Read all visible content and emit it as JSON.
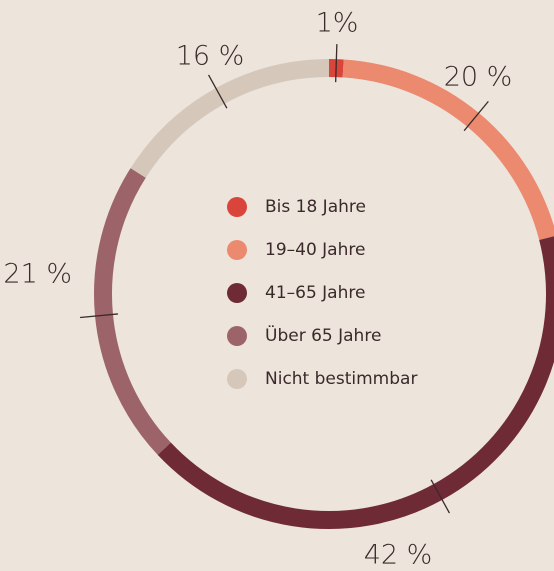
{
  "chart_data": {
    "type": "donut",
    "categories": [
      "Bis 18 Jahre",
      "19–40 Jahre",
      "41–65 Jahre",
      "Über 65 Jahre",
      "Nicht bestimmbar"
    ],
    "values": [
      1,
      20,
      42,
      21,
      16
    ],
    "value_labels": [
      "1%",
      "20 %",
      "42 %",
      "21 %",
      "16 %"
    ],
    "colors": [
      "#d9453a",
      "#ec8a6f",
      "#6e2a35",
      "#9c6468",
      "#d5c8bb"
    ]
  }
}
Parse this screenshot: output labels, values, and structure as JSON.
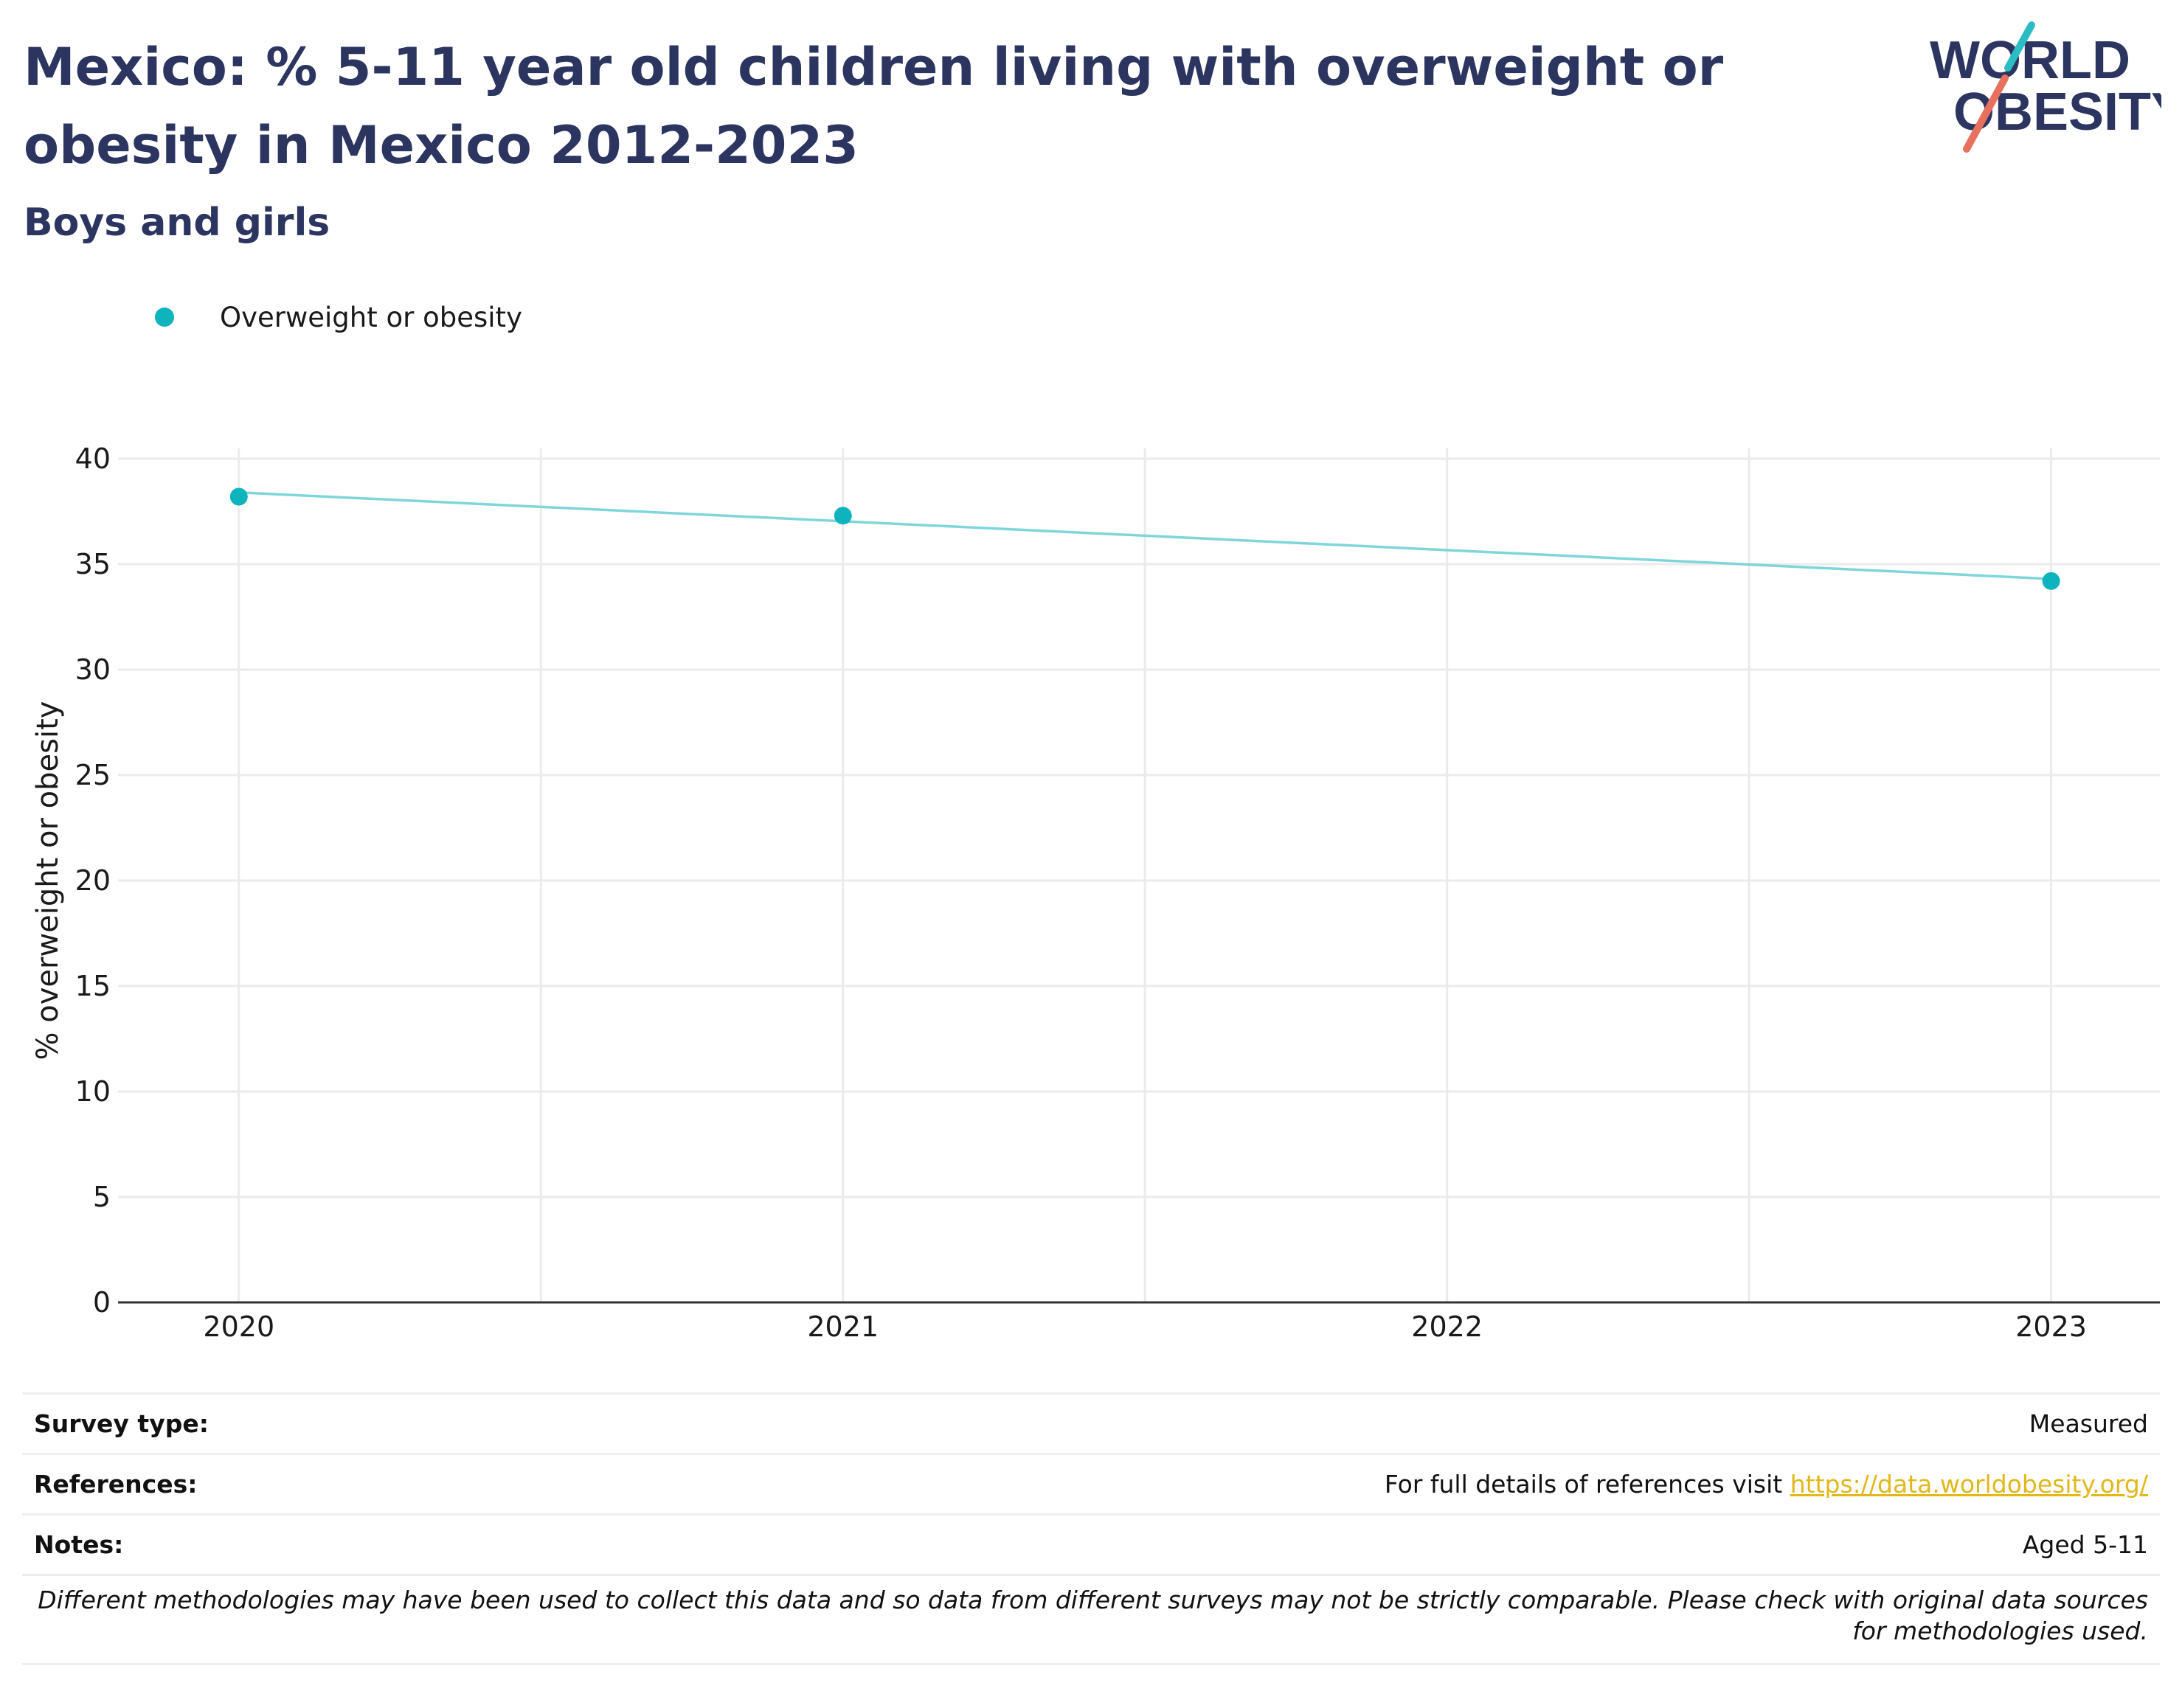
{
  "header": {
    "title": "Mexico: % 5-11 year old children living with overweight or obesity in Mexico 2012-2023",
    "subtitle": "Boys and girls"
  },
  "logo": {
    "line1": "WORLD",
    "line2": "OBESITY",
    "text_color": "#2b3560",
    "accent_teal": "#2cbcc4",
    "accent_coral": "#e8705f"
  },
  "legend": {
    "items": [
      {
        "label": "Overweight or obesity",
        "color": "#0db3bd"
      }
    ]
  },
  "chart_data": {
    "type": "scatter",
    "title": "",
    "xlabel": "",
    "ylabel": "% overweight or obesity",
    "categories": [
      "2020",
      "2021",
      "2022",
      "2023"
    ],
    "x": [
      2020,
      2021,
      2023
    ],
    "xlim": [
      2019.8,
      2023.18
    ],
    "ylim": [
      0,
      40
    ],
    "yticks": [
      0,
      5,
      10,
      15,
      20,
      25,
      30,
      35,
      40
    ],
    "grid": true,
    "legend_position": "top-left",
    "series": [
      {
        "name": "Overweight or obesity",
        "x": [
          2020,
          2021,
          2023
        ],
        "values": [
          38.2,
          37.3,
          34.2
        ],
        "color": "#0db3bd"
      }
    ],
    "trendline": {
      "x": [
        2020,
        2023
      ],
      "values": [
        38.4,
        34.3
      ],
      "color": "#7fd6da"
    }
  },
  "info": {
    "survey_type": {
      "label": "Survey type:",
      "value": "Measured"
    },
    "references": {
      "label": "References:",
      "value": "For full details of references visit ",
      "link": "https://data.worldobesity.org/"
    },
    "notes": {
      "label": "Notes:",
      "value": "Aged 5-11"
    },
    "disclaimer": "Different methodologies may have been used to collect this data and so data from different surveys may not be strictly comparable. Please check with original data sources for methodologies used."
  }
}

::::

**Task instructions**
Identify the lines in the entries that hold "values" and return each one.

**Complete answer**
    "values": [
Parse this screenshot: output labels, values, and structure as JSON.
        "values": [
      "values": [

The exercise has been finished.